● Instructions to follow
The entries below need to be written out exactly, with no pictures included.

● Listed records

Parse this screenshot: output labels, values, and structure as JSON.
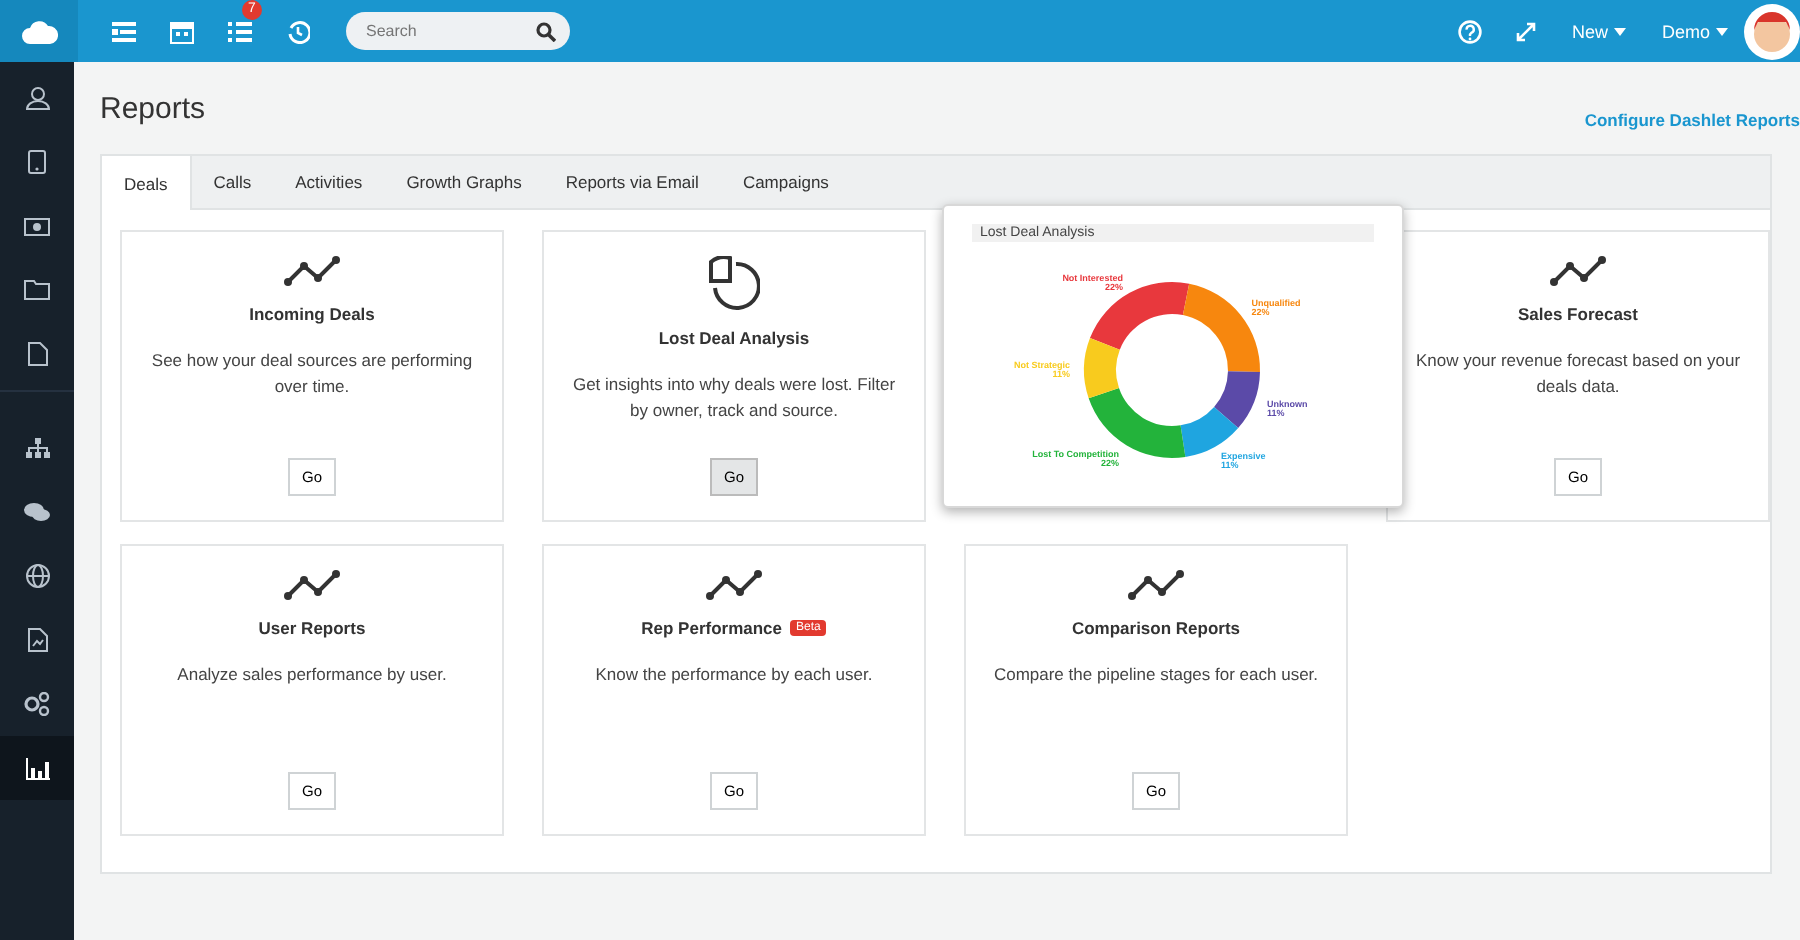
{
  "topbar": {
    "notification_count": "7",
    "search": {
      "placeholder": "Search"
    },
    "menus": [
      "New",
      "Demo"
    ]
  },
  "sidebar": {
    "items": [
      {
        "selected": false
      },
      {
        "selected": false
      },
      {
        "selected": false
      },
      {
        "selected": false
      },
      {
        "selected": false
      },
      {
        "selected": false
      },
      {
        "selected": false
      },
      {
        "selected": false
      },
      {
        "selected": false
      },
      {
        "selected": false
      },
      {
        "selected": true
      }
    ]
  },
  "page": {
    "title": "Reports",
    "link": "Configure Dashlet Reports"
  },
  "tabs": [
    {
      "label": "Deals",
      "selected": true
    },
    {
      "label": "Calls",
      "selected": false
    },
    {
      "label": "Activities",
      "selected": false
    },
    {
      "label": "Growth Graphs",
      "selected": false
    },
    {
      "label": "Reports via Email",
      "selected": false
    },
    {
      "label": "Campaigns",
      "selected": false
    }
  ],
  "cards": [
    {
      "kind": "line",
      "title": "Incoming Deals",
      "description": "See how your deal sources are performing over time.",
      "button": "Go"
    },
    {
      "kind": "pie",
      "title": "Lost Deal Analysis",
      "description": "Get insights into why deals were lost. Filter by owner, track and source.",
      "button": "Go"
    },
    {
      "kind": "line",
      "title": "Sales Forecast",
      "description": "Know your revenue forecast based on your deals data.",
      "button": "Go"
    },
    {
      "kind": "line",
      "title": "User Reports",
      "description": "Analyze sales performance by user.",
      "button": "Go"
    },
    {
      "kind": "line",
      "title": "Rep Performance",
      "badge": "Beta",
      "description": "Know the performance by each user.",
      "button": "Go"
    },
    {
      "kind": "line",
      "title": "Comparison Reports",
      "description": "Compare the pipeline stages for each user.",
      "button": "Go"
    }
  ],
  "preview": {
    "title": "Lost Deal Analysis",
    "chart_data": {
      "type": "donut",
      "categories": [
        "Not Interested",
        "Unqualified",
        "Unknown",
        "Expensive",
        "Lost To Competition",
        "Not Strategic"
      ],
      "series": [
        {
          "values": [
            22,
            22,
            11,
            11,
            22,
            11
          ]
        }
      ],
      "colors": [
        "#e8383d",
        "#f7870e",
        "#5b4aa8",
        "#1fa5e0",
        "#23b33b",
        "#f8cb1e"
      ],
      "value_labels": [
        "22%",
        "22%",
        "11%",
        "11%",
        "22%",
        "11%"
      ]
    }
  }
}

● Finished answer
Parse this screenshot: output labels, values, and structure as JSON.
{
  "topbar": {
    "notification_count": "7",
    "search": {
      "placeholder": "Search"
    },
    "menus": [
      "New",
      "Demo"
    ]
  },
  "sidebar": {
    "items": [
      {
        "selected": false
      },
      {
        "selected": false
      },
      {
        "selected": false
      },
      {
        "selected": false
      },
      {
        "selected": false
      },
      {
        "selected": false
      },
      {
        "selected": false
      },
      {
        "selected": false
      },
      {
        "selected": false
      },
      {
        "selected": false
      },
      {
        "selected": true
      }
    ]
  },
  "page": {
    "title": "Reports",
    "link": "Configure Dashlet Reports"
  },
  "tabs": [
    {
      "label": "Deals",
      "selected": true
    },
    {
      "label": "Calls",
      "selected": false
    },
    {
      "label": "Activities",
      "selected": false
    },
    {
      "label": "Growth Graphs",
      "selected": false
    },
    {
      "label": "Reports via Email",
      "selected": false
    },
    {
      "label": "Campaigns",
      "selected": false
    }
  ],
  "cards": [
    {
      "kind": "line",
      "title": "Incoming Deals",
      "description": "See how your deal sources are performing over time.",
      "button": "Go"
    },
    {
      "kind": "pie",
      "title": "Lost Deal Analysis",
      "description": "Get insights into why deals were lost. Filter by owner, track and source.",
      "button": "Go"
    },
    {
      "kind": "line",
      "title": "Sales Forecast",
      "description": "Know your revenue forecast based on your deals data.",
      "button": "Go"
    },
    {
      "kind": "line",
      "title": "User Reports",
      "description": "Analyze sales performance by user.",
      "button": "Go"
    },
    {
      "kind": "line",
      "title": "Rep Performance",
      "badge": "Beta",
      "description": "Know the performance by each user.",
      "button": "Go"
    },
    {
      "kind": "line",
      "title": "Comparison Reports",
      "description": "Compare the pipeline stages for each user.",
      "button": "Go"
    }
  ],
  "preview": {
    "title": "Lost Deal Analysis",
    "chart_data": {
      "type": "donut",
      "categories": [
        "Not Interested",
        "Unqualified",
        "Unknown",
        "Expensive",
        "Lost To Competition",
        "Not Strategic"
      ],
      "series": [
        {
          "values": [
            22,
            22,
            11,
            11,
            22,
            11
          ]
        }
      ],
      "colors": [
        "#e8383d",
        "#f7870e",
        "#5b4aa8",
        "#1fa5e0",
        "#23b33b",
        "#f8cb1e"
      ],
      "value_labels": [
        "22%",
        "22%",
        "11%",
        "11%",
        "22%",
        "11%"
      ]
    }
  }
}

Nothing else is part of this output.